== Texte fourni ==
L'expérience est le nom que chacun donne à ses erreurs
Dans la perspective du renouvellement prochain du Comité exécutif de la Fbf, Moucharafou Anjorin et Bruno Didavi qui sont en désaccord, se livrent à distance, une lutte sans merci. Craignant qu’une éventuelle victoire des Ecureuils ne fasse les affaires de l’un ou de l’autre des deux challengers, chacun d’eux pourrait travailler à affaiblir les positions de la sélection nationale.
Par : Sosthène SEFLIMI
Dans un pays où le ministère des sports réserve 20 millions au volet « préparation psychologique » pour ne pas évoquer nommément « primes des gris-grisseurs », il va de soi que l’opinion publique est en droit de craindre que l’un ou l’autre des candidats au perchoir de la Fbf emploie des méthodes irrationnelles mais bien nuisibles pour empêcher le team national de vaincre les Aigles du Désert le 07 juin prochain au Stade de l’Amitié de Kouhounou. Le ministre des sports, en homme prévoyant, a rencontré la semaine dernière, les deux hommes à son cabinet afin de solliciter leur franche collaboration. Mais si tous deux ont promis œuvrer dans le sens de la victoire des Ecureuils, un dernier incident intervenu lorsqu’ils prenaient congé du ministre, a fini par convaincre ce dernier de ce que l’un d’eux ne joue pas franc jeu. Alors qu’Etienne Kossi, comme pour amuser la galerie s’est mis à faire les éloges du premier, le second effarouché n’a pu s’empêcher de déclarer au ministre qu’il est de ceux qui accordent une trop grande importance à son challenger et qui lui font prendre la grosse tête. Etienne Kossi qui tombait des nues n’a su quoi répondre. Les antagonismes entre les candidats au poste de président de la fédération béninoise de football pourraient donc être préjudiciables au succès des Ecureuils.

== Consigne ==
Recopiez à l'identique le passage de l'article sur la rivalité à la tête de la Fbf, en commençant par « L'expérience est le » et en allant jusqu'à « la sélection nationale. ».

== Données fournies ==
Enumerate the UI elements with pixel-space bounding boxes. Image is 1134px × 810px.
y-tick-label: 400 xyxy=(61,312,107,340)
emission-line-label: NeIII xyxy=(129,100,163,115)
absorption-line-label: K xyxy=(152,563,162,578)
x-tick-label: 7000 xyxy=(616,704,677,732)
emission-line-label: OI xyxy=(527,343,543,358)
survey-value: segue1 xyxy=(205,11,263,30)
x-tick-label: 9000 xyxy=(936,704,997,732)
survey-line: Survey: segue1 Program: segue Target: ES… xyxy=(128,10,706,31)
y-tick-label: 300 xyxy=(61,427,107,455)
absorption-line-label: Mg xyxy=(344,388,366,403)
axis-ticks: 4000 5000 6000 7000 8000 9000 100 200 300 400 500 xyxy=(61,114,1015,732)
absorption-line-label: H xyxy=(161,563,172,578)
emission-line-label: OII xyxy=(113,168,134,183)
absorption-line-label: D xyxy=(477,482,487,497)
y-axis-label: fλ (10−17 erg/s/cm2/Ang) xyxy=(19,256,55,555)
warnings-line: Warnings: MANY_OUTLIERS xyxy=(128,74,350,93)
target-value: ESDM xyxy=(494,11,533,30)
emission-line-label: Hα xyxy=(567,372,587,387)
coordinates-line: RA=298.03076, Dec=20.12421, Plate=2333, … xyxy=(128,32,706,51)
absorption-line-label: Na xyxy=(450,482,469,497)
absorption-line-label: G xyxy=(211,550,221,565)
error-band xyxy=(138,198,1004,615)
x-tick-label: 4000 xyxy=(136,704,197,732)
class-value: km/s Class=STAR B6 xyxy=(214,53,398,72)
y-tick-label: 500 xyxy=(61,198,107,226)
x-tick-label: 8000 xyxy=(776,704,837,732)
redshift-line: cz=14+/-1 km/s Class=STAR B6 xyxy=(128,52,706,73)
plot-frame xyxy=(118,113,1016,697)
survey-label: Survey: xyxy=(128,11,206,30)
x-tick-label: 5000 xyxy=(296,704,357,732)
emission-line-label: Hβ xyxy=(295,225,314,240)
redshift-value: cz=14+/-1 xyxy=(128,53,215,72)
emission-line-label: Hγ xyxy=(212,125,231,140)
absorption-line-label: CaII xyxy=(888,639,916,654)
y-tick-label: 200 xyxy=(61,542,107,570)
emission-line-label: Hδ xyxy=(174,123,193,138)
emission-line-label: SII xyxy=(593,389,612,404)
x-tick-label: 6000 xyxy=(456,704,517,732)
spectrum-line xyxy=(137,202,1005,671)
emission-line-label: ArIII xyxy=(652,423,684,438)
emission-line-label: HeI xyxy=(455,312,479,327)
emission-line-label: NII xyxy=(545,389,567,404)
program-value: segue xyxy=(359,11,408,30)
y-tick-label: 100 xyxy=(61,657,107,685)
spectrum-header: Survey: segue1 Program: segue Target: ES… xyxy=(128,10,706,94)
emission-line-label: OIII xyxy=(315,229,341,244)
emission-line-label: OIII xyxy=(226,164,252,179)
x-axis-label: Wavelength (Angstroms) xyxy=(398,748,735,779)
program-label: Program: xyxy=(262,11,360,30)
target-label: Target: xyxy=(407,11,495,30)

== Réponse ==
L'expérience est le nom que chacun donne à ses erreurs
Dans la perspective du renouvellement prochain du Comité exécutif de la Fbf, Moucharafou Anjorin et Bruno Didavi qui sont en désaccord, se livrent à distance, une lutte sans merci. Craignant qu’une éventuelle victoire des Ecureuils ne fasse les affaires de l’un ou de l’autre des deux challengers, chacun d’eux pourrait travailler à affaiblir les positions de la sélection nationale.